• Exercise directions
Write out the data again exactly, skipping every picture.
** start Data section **
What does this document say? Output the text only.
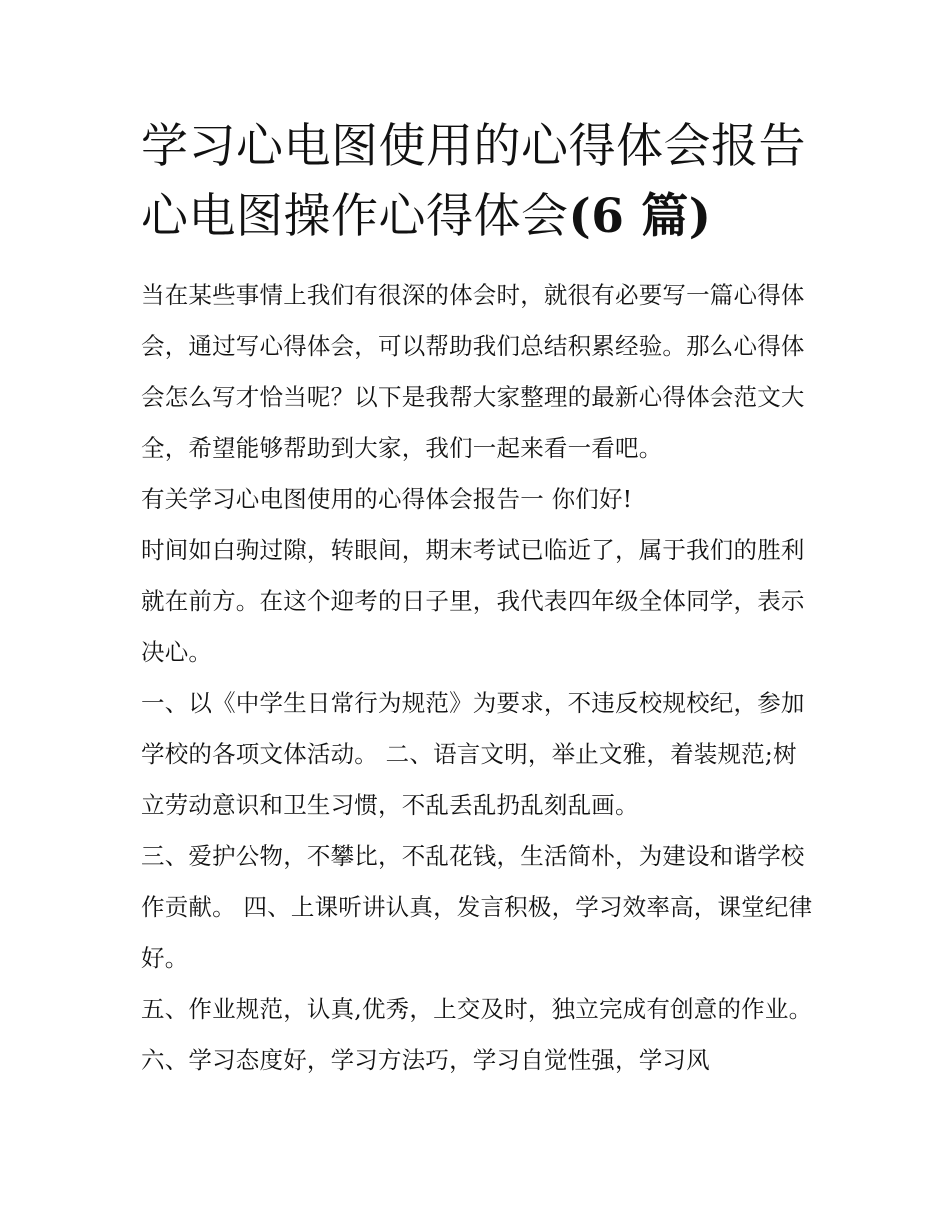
学习心电图使用的心得体会报告 心电图操作心得体会(6 篇)

当在某些事情上我们有很深的体会时，就很有必要写一篇心得体会，通过写心得体会，可以帮助我们总结积累经验。那么心得体会怎么写才恰当呢？以下是我帮大家整理的最新心得体会范文大全，希望能够帮助到大家，我们一起来看一看吧。

有关学习心电图使用的心得体会报告一 你们好!

时间如白驹过隙，转眼间，期末考试已临近了，属于我们的胜利就在前方。在这个迎考的日子里，我代表四年级全体同学，表示决心。

一、以《中学生日常行为规范》为要求，不违反校规校纪，参加学校的各项文体活动。 二、语言文明，举止文雅，着装规范;树立劳动意识和卫生习惯，不乱丢乱扔乱刻乱画。

三、爱护公物，不攀比，不乱花钱，生活简朴，为建设和谐学校作贡献。 四、上课听讲认真，发言积极，学习效率高，课堂纪律好。

五、作业规范，认真,优秀，上交及时，独立完成有创意的作业。 六、学习态度好，学习方法巧，学习自觉性强，学习风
** end Data section **
• Full answer
What does this document say? Output the text only.
学习心电图使用的心得体会报告 心电图操作心得体会(6 篇)

当在某些事情上我们有很深的体会时，就很有必要写一篇心得体会，通过写心得体会，可以帮助我们总结积累经验。那么心得体会怎么写才恰当呢？以下是我帮大家整理的最新心得体会范文大全，希望能够帮助到大家，我们一起来看一看吧。

有关学习心电图使用的心得体会报告一 你们好!

时间如白驹过隙，转眼间，期末考试已临近了，属于我们的胜利就在前方。在这个迎考的日子里，我代表四年级全体同学，表示决心。

一、以《中学生日常行为规范》为要求，不违反校规校纪，参加学校的各项文体活动。 二、语言文明，举止文雅，着装规范;树立劳动意识和卫生习惯，不乱丢乱扔乱刻乱画。

三、爱护公物，不攀比，不乱花钱，生活简朴，为建设和谐学校作贡献。 四、上课听讲认真，发言积极，学习效率高，课堂纪律好。

五、作业规范，认真,优秀，上交及时，独立完成有创意的作业。 六、学习态度好，学习方法巧，学习自觉性强，学习风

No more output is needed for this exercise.